### 文档正文
Flink 双流Join原理

Window Join
Tumbling Window Join
Sliding Window Join
Session Window Join

Interval Join

CoGroup

Window Join and CoGroup

Window Join 是基于时间窗口对两个流进行关联操作。
相比于 Join 操作， CoGroup 提供了一个更为通用的方式来处理两个流在相同的窗口内匹配的元素。 Join 复用了 CoGroup 的实现逻辑。它们的使用方式如下：

//join
stream.join(otherStream)
    .where(<KeySelector>)
    .equalTo(<KeySelector>)
    .window(<WindowAssigner>)
    .apply(<JoinFunction>)
//coGroup
stream.coGroup(otherStream)
    .where(<KeySelector>)
    .equalTo(<KeySelector>)
    .window(<WindowAssigner>)
    .apply(<CoGroupFunction>)

从 JoinFunction 和 CogroupFunction 接口的定义中可以大致看出它们的区别：

public interface JoinFunction<IN1, IN2, OUT> extends Function, Serializable {
    OUT join(IN1 first, IN2 second) throws Exception;
}

public interface CoGroupFunction<IN1, IN2, O> extends Function, Serializable {
    void coGroup(Iterable<IN1> first, Iterable<IN2> second, Collector<O> out) throws Exception;
}

可以看出来,JoinFunction 主要关注的是两个流中按照 key 匹配的每一对元素，而 CoGroupFunction 的参数则是两个中 key 相同的所有元素。JoinFunction 的逻辑更类似于 INNER JOIN，而 CoGroupFunction 除了可以实现 INNER JOIN，也可以实现 OUTER JOIN
Window Join分为三种, Tumbing Window join、Sliding Window join、Session Window Join
Window 类型的join的实现机制,通过将数据缓存在Window State中,当窗口触发计算是,执行join操作

public class JoinedStreams<T1, T2> {
    public static class WithWindow<T1, T2, KEY, W extends Window> {
        public <T> DataStream<T> apply(JoinFunction<T1, T2, T> function, TypeInformation<T> resultType) {
            //clean the closure
            function = input1.getExecutionEnvironment().clean(function);

            //Join 操作被转换为 CoGroup
            coGroupedWindowedStream = input1.coGroup(input2)
                .where(keySelector1)
                .equalTo(keySelector2)
                .window(windowAssigner)
                .trigger(trigger)
                .evictor(evictor)
                .allowedLateness(allowedLateness);
            //JoinFunction 被包装为 CoGroupFunction
            return coGroupedWindowedStream
                    .apply(new JoinCoGroupFunction<>(function), resultType);
        }
    }

    /**
     * CoGroup function that does a nested-loop join to get the join result.

### 元素与坐标记录
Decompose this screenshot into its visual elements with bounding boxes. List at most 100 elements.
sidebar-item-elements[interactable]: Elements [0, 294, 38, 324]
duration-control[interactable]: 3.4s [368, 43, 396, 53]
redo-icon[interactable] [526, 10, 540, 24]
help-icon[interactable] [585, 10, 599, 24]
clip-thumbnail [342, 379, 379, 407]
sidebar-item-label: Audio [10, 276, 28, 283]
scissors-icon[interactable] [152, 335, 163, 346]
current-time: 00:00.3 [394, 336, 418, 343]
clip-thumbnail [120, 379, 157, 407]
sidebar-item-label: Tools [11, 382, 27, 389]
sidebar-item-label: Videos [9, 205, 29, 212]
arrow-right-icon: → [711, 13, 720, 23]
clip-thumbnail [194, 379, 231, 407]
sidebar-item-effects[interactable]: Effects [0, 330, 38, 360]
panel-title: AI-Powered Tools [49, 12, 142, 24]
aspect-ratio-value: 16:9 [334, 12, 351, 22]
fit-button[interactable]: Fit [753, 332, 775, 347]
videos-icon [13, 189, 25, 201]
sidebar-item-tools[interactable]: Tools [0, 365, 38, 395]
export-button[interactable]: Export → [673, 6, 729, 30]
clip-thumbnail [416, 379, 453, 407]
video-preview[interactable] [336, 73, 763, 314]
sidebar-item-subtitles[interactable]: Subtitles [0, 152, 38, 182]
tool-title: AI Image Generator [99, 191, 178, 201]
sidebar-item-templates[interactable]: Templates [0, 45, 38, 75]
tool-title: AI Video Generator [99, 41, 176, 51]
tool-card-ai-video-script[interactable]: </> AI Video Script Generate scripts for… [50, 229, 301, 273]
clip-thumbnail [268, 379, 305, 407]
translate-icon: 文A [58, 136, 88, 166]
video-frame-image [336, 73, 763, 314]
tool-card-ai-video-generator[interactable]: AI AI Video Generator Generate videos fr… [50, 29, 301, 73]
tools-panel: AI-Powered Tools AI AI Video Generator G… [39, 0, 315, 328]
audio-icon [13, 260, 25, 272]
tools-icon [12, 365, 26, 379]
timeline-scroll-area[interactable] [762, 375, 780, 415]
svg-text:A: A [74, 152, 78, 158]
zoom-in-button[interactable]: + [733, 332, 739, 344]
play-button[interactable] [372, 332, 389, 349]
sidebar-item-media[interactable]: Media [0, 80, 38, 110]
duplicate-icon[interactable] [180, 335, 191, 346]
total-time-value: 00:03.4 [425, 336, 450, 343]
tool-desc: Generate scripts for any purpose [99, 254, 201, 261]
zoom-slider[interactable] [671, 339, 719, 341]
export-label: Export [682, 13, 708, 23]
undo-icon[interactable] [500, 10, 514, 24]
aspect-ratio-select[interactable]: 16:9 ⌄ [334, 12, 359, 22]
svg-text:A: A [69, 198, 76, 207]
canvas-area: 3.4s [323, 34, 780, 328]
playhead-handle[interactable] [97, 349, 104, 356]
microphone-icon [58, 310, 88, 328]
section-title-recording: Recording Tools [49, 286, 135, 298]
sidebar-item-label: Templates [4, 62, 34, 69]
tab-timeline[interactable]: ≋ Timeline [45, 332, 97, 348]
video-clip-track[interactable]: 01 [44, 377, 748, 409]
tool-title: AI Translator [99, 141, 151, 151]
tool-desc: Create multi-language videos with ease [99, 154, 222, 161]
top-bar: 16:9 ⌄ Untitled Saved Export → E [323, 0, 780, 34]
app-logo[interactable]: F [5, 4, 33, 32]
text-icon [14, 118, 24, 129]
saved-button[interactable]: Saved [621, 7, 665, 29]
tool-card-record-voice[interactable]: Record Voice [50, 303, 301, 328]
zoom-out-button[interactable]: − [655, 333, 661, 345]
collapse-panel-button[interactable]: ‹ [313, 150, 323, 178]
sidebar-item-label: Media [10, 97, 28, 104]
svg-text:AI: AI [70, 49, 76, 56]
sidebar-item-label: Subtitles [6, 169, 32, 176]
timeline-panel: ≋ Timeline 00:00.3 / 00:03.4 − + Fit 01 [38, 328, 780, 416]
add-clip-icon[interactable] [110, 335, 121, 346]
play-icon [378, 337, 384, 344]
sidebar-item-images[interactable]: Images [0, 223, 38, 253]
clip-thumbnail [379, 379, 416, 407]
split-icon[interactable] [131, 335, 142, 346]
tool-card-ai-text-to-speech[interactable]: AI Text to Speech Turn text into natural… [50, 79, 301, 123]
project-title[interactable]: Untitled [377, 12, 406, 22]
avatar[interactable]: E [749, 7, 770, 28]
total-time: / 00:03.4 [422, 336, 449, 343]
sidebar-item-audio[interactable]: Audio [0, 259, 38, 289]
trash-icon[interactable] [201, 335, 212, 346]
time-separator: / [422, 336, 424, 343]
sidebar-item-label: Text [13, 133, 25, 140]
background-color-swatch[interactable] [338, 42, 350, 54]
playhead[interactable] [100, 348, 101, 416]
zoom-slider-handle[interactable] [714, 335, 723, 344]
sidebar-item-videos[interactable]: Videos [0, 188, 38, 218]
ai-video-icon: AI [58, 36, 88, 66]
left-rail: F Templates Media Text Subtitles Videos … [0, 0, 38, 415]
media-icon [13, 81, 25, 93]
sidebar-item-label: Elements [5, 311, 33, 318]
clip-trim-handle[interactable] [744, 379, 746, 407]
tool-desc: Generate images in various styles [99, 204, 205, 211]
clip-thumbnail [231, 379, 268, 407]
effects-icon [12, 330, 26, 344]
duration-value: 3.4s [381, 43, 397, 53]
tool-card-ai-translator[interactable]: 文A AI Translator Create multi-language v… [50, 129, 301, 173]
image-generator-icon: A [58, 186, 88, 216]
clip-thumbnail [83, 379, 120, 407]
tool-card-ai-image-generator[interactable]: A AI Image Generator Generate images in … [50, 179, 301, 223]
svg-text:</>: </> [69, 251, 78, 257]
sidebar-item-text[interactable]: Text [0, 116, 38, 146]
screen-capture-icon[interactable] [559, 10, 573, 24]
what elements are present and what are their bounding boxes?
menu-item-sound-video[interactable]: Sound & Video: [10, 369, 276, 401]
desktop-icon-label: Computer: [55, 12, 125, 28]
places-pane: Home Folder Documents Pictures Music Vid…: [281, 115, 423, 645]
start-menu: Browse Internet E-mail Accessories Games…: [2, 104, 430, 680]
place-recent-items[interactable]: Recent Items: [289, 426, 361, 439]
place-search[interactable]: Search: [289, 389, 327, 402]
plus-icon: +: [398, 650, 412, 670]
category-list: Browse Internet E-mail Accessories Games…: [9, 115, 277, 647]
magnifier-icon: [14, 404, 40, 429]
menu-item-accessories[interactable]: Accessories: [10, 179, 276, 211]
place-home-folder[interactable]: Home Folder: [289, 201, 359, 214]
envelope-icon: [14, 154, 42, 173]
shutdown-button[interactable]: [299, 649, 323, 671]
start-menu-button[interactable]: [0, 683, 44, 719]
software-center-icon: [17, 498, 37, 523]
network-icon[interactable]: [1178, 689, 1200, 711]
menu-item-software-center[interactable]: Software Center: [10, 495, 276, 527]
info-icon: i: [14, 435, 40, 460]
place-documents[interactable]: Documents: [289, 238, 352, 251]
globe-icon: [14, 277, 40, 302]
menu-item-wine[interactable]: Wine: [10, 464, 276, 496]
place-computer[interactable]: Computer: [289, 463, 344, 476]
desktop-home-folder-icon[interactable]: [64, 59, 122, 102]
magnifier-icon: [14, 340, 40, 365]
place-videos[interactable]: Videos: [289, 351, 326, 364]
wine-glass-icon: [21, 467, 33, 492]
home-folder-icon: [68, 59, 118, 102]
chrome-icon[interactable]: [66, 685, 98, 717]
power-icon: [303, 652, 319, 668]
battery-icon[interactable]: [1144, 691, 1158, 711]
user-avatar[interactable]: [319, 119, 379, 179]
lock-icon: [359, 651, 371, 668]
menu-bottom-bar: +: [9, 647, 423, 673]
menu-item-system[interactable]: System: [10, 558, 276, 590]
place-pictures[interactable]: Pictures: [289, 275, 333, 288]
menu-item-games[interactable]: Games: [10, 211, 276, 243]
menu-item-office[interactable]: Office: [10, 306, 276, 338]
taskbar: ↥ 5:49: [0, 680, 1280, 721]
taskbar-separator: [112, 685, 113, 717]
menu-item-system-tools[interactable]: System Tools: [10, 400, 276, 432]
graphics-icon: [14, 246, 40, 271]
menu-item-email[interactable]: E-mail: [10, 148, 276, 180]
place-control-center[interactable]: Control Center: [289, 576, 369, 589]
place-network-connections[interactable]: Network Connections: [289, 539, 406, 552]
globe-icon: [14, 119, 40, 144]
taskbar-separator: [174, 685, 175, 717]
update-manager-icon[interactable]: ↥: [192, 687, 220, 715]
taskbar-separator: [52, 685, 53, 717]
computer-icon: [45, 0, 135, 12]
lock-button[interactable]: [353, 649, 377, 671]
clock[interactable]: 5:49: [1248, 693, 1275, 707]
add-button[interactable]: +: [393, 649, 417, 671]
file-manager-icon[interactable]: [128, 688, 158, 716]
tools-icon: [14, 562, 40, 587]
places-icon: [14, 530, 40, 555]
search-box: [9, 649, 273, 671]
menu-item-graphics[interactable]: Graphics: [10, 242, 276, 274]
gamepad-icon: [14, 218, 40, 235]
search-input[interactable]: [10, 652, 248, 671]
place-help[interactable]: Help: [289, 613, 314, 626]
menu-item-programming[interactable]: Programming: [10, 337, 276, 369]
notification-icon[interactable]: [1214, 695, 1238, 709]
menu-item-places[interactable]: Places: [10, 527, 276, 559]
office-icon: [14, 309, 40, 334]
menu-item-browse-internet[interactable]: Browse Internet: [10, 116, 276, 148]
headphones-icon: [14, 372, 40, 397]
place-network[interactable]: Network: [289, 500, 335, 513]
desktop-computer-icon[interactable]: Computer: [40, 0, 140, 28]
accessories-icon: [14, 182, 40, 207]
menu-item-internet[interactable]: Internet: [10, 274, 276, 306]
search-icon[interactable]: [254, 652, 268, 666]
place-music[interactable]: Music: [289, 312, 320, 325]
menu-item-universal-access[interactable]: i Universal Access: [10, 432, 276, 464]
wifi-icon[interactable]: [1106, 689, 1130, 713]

### 任务目标
(a) 在介绍 Flink 双流 Join 原理的文档中，Window 类型的 join 把数据缓存在什么地方？
(b) 请从 Flink 双流 Join 原理这篇文档停下的地方往下续写。

### 参考答案
(a) 缓存在 Window State 中，等窗口触发计算时再执行 join 操作。

(b)
     */
    private static class JoinCoGroupFunction<T1, T2, T>
            extends WrappingFunction<JoinFunction<T1, T2, T>>
            implements CoGroupFunction<T1, T2, T> {
        private static final long serialVersionUID = 1L;

        public JoinCoGroupFunction(JoinFunction<T1, T2, T> wrappedFunction) {
            super(wrappedFunction);
        }

        @Override
        public void coGroup(Iterable<T1> first, Iterable<T2> second, Collector<T> out) throws Exception {
            for (T1 val1: first) {
                for (T2 val2: second) {
                    //每一个匹配的元素对
                    out.collect(wrappedFunction.join(val1, val2));
                }
            }
        }
    }
}

那么 CoGroup 又是怎么实现两个流的操作的呢？Flink 其实是通过一个变换，将两个流转换成一个流进行处理，转换之后数据流中的每一条消息都有一个标记来记录这个消息是属于左边的流还是右边的流，这样窗口的操作就和单个流的实现一样了。等到窗口被触发的时候，再按照标记将窗口内的元素分为左边的一组和右边的一组，然后交给 CoGroupFunction 进行处理

public class CoGroupedStreams<T1, T2> {
    public static class WithWindow<T1, T2, KEY, W extends Window> {
        public <T> DataStream<T> apply(CoGroupFunction<T1, T2, T> function, TypeInformation<T> resultType) {
            //clean the closure
            function = input1.getExecutionEnvironment().clean(function);
            UnionTypeInfo<T1, T2> unionType = new UnionTypeInfo<>(input1.getType(), input2.getType());
            UnionKeySelector<T1, T2, KEY> unionKeySelector = new UnionKeySelector<>(keySelector1, keySelector2);
            DataStream<TaggedUnion<T1, T2>> taggedInput1 = input1
                    .map(new Input1Tagger<T1, T2>())
                    .setParallelism(input1.getParallelism())
                    .returns(unionType); //左边流
            DataStream<TaggedUnion<T1, T2>> taggedInput2 = input2
                    .map(new Input2Tagger<T1, T2>())
                    .setParallelism(input2.getParallelism())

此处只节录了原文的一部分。